Transcribe the listing in full, excluding any pictures.
╭─ Record extracts
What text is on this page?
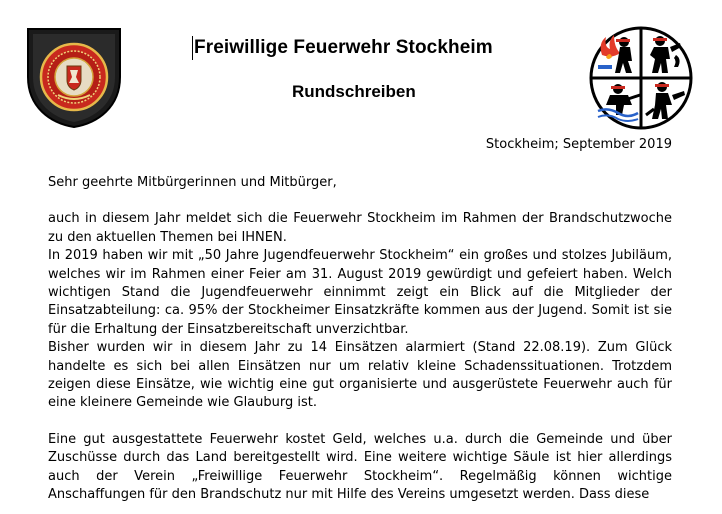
Freiwillige Feuerwehr Stockheim
Rundschreiben
Stockheim; September 2019

Sehr geehrte Mitbürgerinnen und Mitbürger,

auch in diesem Jahr meldet sich die Feuerwehr Stockheim im Rahmen der Brandschutzwoche zu den aktuellen Themen bei IHNEN.

In 2019 haben wir mit „50 Jahre Jugendfeuerwehr Stockheim“ ein großes und stolzes Jubiläum, welches wir im Rahmen einer Feier am 31. August 2019 gewürdigt und gefeiert haben. Welch wichtigen Stand die Jugendfeuerwehr einnimmt zeigt ein Blick auf die Mitglieder der Einsatzabteilung: ca. 95% der Stockheimer Einsatzkräfte kommen aus der Jugend. Somit ist sie für die Erhaltung der Einsatzbereitschaft unverzichtbar.

Bisher wurden wir in diesem Jahr zu 14 Einsätzen alarmiert (Stand 22.08.19). Zum Glück handelte es sich bei allen Einsätzen nur um relativ kleine Schadenssituationen. Trotzdem zeigen diese Einsätze, wie wichtig eine gut organisierte und ausgerüstete Feuerwehr auch für eine kleinere Gemeinde wie Glauburg ist.

Eine gut ausgestattete Feuerwehr kostet Geld, welches u.a. durch die Gemeinde und über Zuschüsse durch das Land bereitgestellt wird. Eine weitere wichtige Säule ist hier allerdings auch der Verein „Freiwillige Feuerwehr Stockheim“. Regelmäßig können wichtige Anschaffungen für den Brandschutz nur mit Hilfe des Vereins umgesetzt werden. Dass diese
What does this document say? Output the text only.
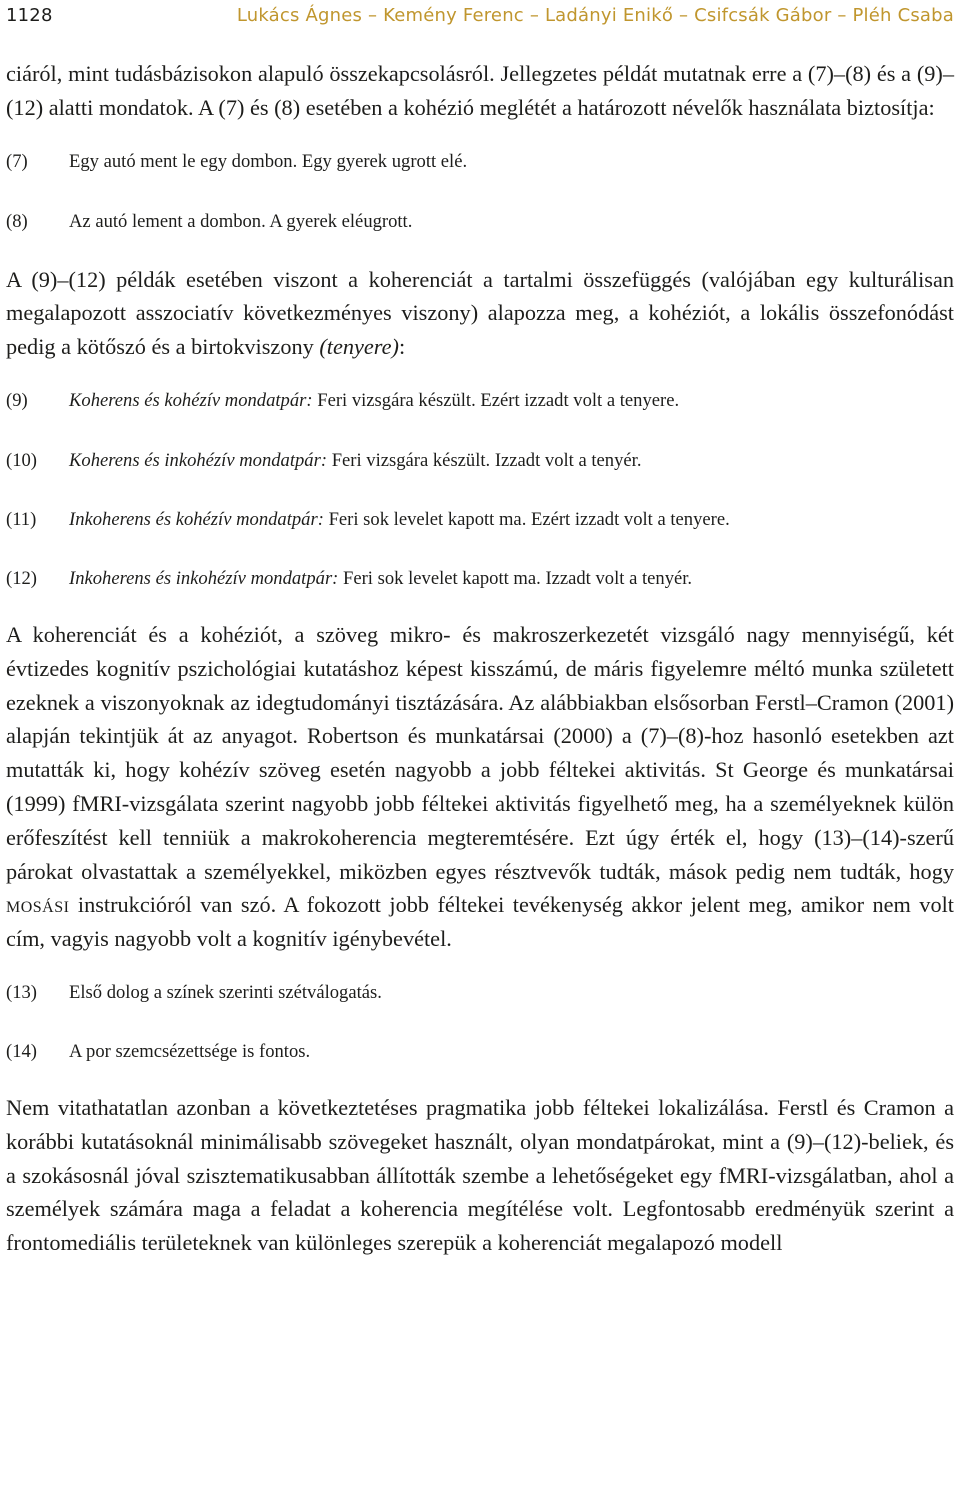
1128	Lukács Ágnes – Kemény Ferenc – Ladányi Enikő – Csifcsák Gábor – Pléh Csaba

ciáról, mint tudásbázisokon alapuló összekapcsolásról. Jellegzetes példát mutatnak erre a (7)–(8) és a (9)–(12) alatti mondatok. A (7) és (8) esetében a kohézió meglétét a határozott névelők használata biztosítja:

(7) Egy autó ment le egy dombon. Egy gyerek ugrott elé.
(8) Az autó lement a dombon. A gyerek eléugrott.

A (9)–(12) példák esetében viszont a koherenciát a tartalmi összefüggés (valójában egy kulturálisan megalapozott asszociatív következményes viszony) alapozza meg, a kohéziót, a lokális összefonódást pedig a kötőszó és a birtokviszony (tenyere):

(9) Koherens és kohézív mondatpár: Feri vizsgára készült. Ezért izzadt volt a tenyere.
(10) Koherens és inkohézív mondatpár: Feri vizsgára készült. Izzadt volt a tenyér.
(11) Inkoherens és kohézív mondatpár: Feri sok levelet kapott ma. Ezért izzadt volt a tenyere.
(12) Inkoherens és inkohézív mondatpár: Feri sok levelet kapott ma. Izzadt volt a tenyér.

A koherenciát és a kohéziót, a szöveg mikro- és makroszerkezetét vizsgáló nagy mennyiségű, két évtizedes kognitív pszichológiai kutatáshoz képest kisszámú, de máris figyelemre méltó munka született ezeknek a viszonyoknak az idegtudományi tisztázására. Az alábbiakban elsősorban Ferstl–Cramon (2001) alapján tekintjük át az anyagot. Robertson és munkatársai (2000) a (7)–(8)-hoz hasonló esetekben azt mutatták ki, hogy kohézív szöveg esetén nagyobb a jobb féltekei aktivitás. St George és munkatársai (1999) fMRI-vizsgálata szerint nagyobb jobb féltekei aktivitás figyelhető meg, ha a személyeknek külön erőfeszítést kell tenniük a makrokoherencia megteremtésére. Ezt úgy érték el, hogy (13)–(14)-szerű párokat olvastattak a személyekkel, miközben egyes résztvevők tudták, mások pedig nem tudták, hogy mosási instrukcióról van szó. A fokozott jobb féltekei tevékenység akkor jelent meg, amikor nem volt cím, vagyis nagyobb volt a kognitív igénybevétel.

(13) Első dolog a színek szerinti szétválogatás.
(14) A por szemcsézettsége is fontos.

Nem vitathatatlan azonban a következtetéses pragmatika jobb féltekei lokalizálása. Ferstl és Cramon a korábbi kutatásoknál minimálisabb szövegeket használt, olyan mondatpárokat, mint a (9)–(12)-beliek, és a szokásosnál jóval szisztematikusabban állították szembe a lehetőségeket egy fMRI-vizsgálatban, ahol a személyek számára maga a feladat a koherencia megítélése volt. Legfontosabb eredményük szerint a frontomediális területeknek van különleges szerepük a koherenciát megalapozó modell
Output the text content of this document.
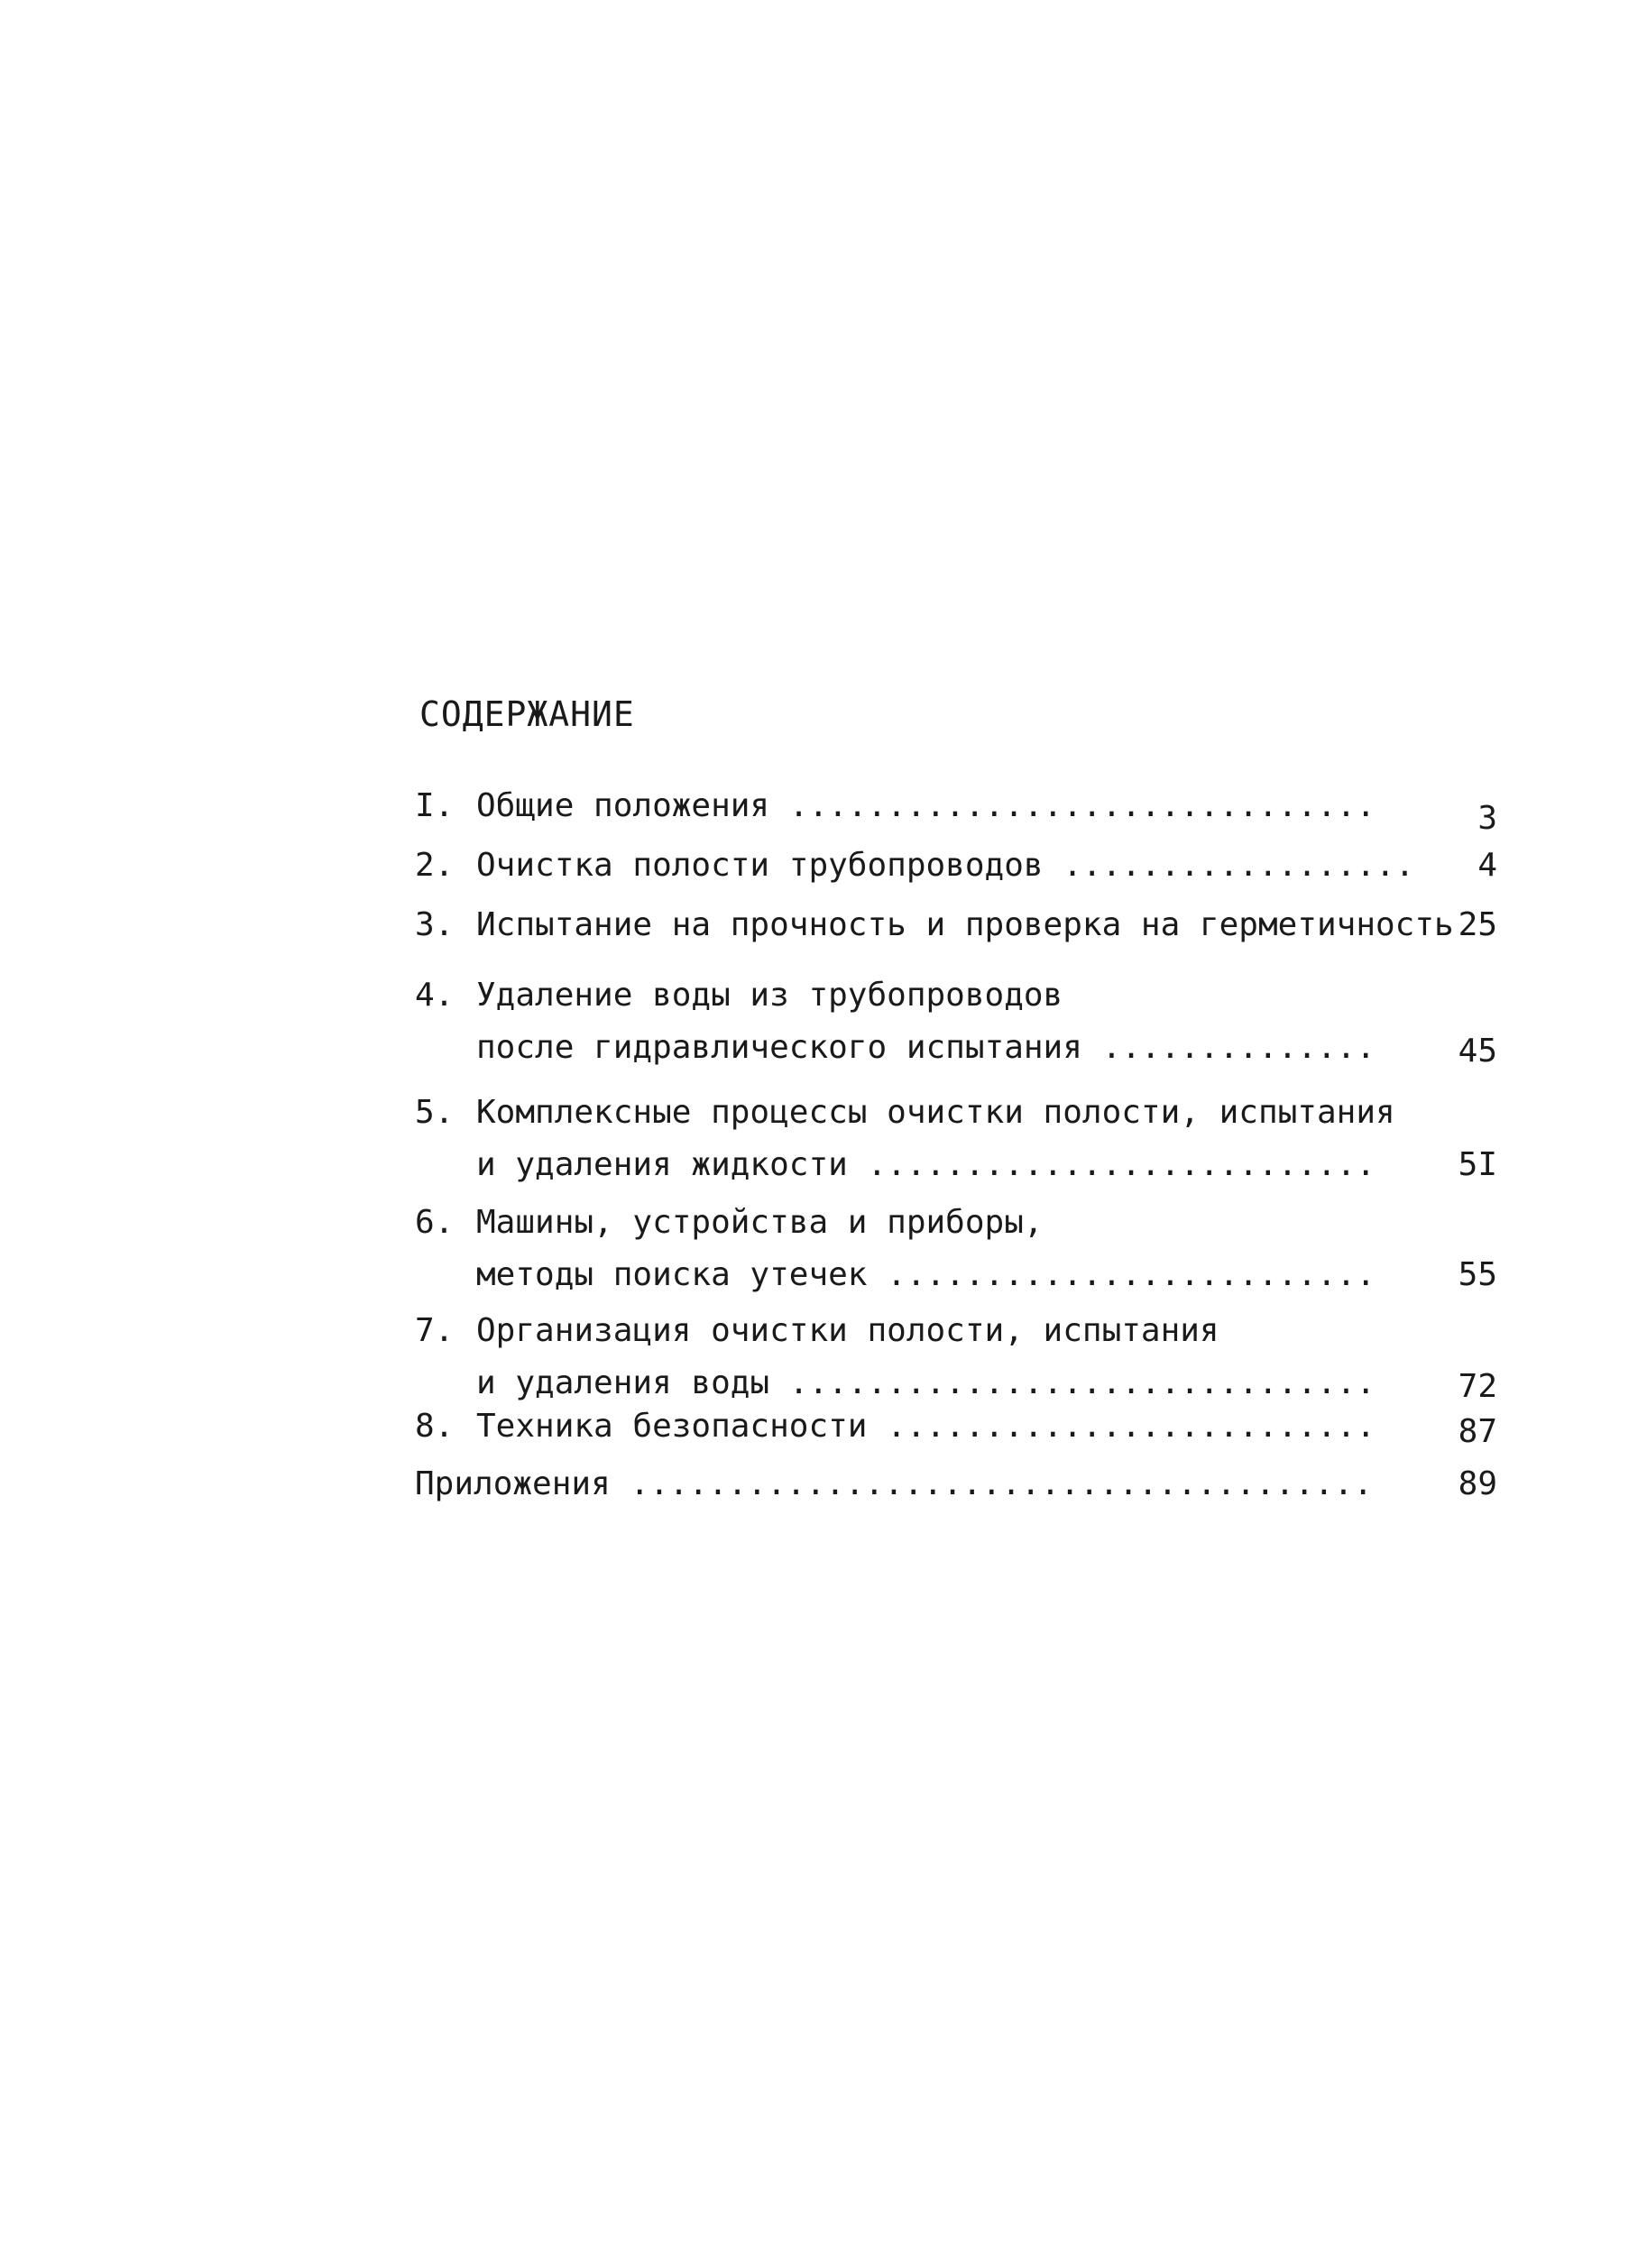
СОДЕРЖАНИЕ
I. Общие положения ..............................	3
2. Очистка полости трубопроводов ..................	4
3. Испытание на прочность и проверка на герметичность 25
4. Удаление воды из трубопроводов
после гидравлического испытания ..............	45
5. Комплексные процессы очистки полости, испытания
и удаления жидкости ..........................	5I
6. Машины, устройства и приборы,
методы поиска утечек .........................	55
7. Организация очистки полости, испытания
и удаления воды ..............................	72
8. Техника безопасности .........................	87
Приложения ......................................	89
╰─
* **Task result**:
What text is on this page?
Freiwillige Feuerwehr Stockheim
Rundschreiben
Stockheim; September 2019

Sehr geehrte Mitbürgerinnen und Mitbürger,

auch in diesem Jahr meldet sich die Feuerwehr Stockheim im Rahmen der Brandschutzwoche zu den aktuellen Themen bei IHNEN.

In 2019 haben wir mit „50 Jahre Jugendfeuerwehr Stockheim“ ein großes und stolzes Jubiläum, welches wir im Rahmen einer Feier am 31. August 2019 gewürdigt und gefeiert haben. Welch wichtigen Stand die Jugendfeuerwehr einnimmt zeigt ein Blick auf die Mitglieder der Einsatzabteilung: ca. 95% der Stockheimer Einsatzkräfte kommen aus der Jugend. Somit ist sie für die Erhaltung der Einsatzbereitschaft unverzichtbar.

Bisher wurden wir in diesem Jahr zu 14 Einsätzen alarmiert (Stand 22.08.19). Zum Glück handelte es sich bei allen Einsätzen nur um relativ kleine Schadenssituationen. Trotzdem zeigen diese Einsätze, wie wichtig eine gut organisierte und ausgerüstete Feuerwehr auch für eine kleinere Gemeinde wie Glauburg ist.

Eine gut ausgestattete Feuerwehr kostet Geld, welches u.a. durch die Gemeinde und über Zuschüsse durch das Land bereitgestellt wird. Eine weitere wichtige Säule ist hier allerdings auch der Verein „Freiwillige Feuerwehr Stockheim“. Regelmäßig können wichtige Anschaffungen für den Brandschutz nur mit Hilfe des Vereins umgesetzt werden. Dass diese
What does this document say? Output the text only.
1128	Lukács Ágnes – Kemény Ferenc – Ladányi Enikő – Csifcsák Gábor – Pléh Csaba

ciáról, mint tudásbázisokon alapuló összekapcsolásról. Jellegzetes példát mutatnak erre a (7)–(8) és a (9)–(12) alatti mondatok. A (7) és (8) esetében a kohézió meglétét a határozott névelők használata biztosítja:

(7) Egy autó ment le egy dombon. Egy gyerek ugrott elé.
(8) Az autó lement a dombon. A gyerek eléugrott.

A (9)–(12) példák esetében viszont a koherenciát a tartalmi összefüggés (valójában egy kulturálisan megalapozott asszociatív következményes viszony) alapozza meg, a kohéziót, a lokális összefonódást pedig a kötőszó és a birtokviszony (tenyere):

(9) Koherens és kohézív mondatpár: Feri vizsgára készült. Ezért izzadt volt a tenyere.
(10) Koherens és inkohézív mondatpár: Feri vizsgára készült. Izzadt volt a tenyér.
(11) Inkoherens és kohézív mondatpár: Feri sok levelet kapott ma. Ezért izzadt volt a tenyere.
(12) Inkoherens és inkohézív mondatpár: Feri sok levelet kapott ma. Izzadt volt a tenyér.

A koherenciát és a kohéziót, a szöveg mikro- és makroszerkezetét vizsgáló nagy mennyiségű, két évtizedes kognitív pszichológiai kutatáshoz képest kisszámú, de máris figyelemre méltó munka született ezeknek a viszonyoknak az idegtudományi tisztázására. Az alábbiakban elsősorban Ferstl–Cramon (2001) alapján tekintjük át az anyagot. Robertson és munkatársai (2000) a (7)–(8)-hoz hasonló esetekben azt mutatták ki, hogy kohézív szöveg esetén nagyobb a jobb féltekei aktivitás. St George és munkatársai (1999) fMRI-vizsgálata szerint nagyobb jobb féltekei aktivitás figyelhető meg, ha a személyeknek külön erőfeszítést kell tenniük a makrokoherencia megteremtésére. Ezt úgy érték el, hogy (13)–(14)-szerű párokat olvastattak a személyekkel, miközben egyes résztvevők tudták, mások pedig nem tudták, hogy mosási instrukcióról van szó. A fokozott jobb féltekei tevékenység akkor jelent meg, amikor nem volt cím, vagyis nagyobb volt a kognitív igénybevétel.

(13) Első dolog a színek szerinti szétválogatás.
(14) A por szemcsézettsége is fontos.

Nem vitathatatlan azonban a következtetéses pragmatika jobb féltekei lokalizálása. Ferstl és Cramon a korábbi kutatásoknál minimálisabb szövegeket használt, olyan mondatpárokat, mint a (9)–(12)-beliek, és a szokásosnál jóval szisztematikusabban állították szembe a lehetőségeket egy fMRI-vizsgálatban, ahol a személyek számára maga a feladat a koherencia megítélése volt. Legfontosabb eredményük szerint a frontomediális területeknek van különleges szerepük a koherenciát megalapozó modell
Output the text content of this document.
СОДЕРЖАНИЕ
I. Общие положения ..............................	3
2. Очистка полости трубопроводов ..................	4
3. Испытание на прочность и проверка на герметичность 25
4. Удаление воды из трубопроводов
после гидравлического испытания ..............	45
5. Комплексные процессы очистки полости, испытания
и удаления жидкости ..........................	5I
6. Машины, устройства и приборы,
методы поиска утечек .........................	55
7. Организация очистки полости, испытания
и удаления воды ..............................	72
8. Техника безопасности .........................	87
Приложения ......................................	89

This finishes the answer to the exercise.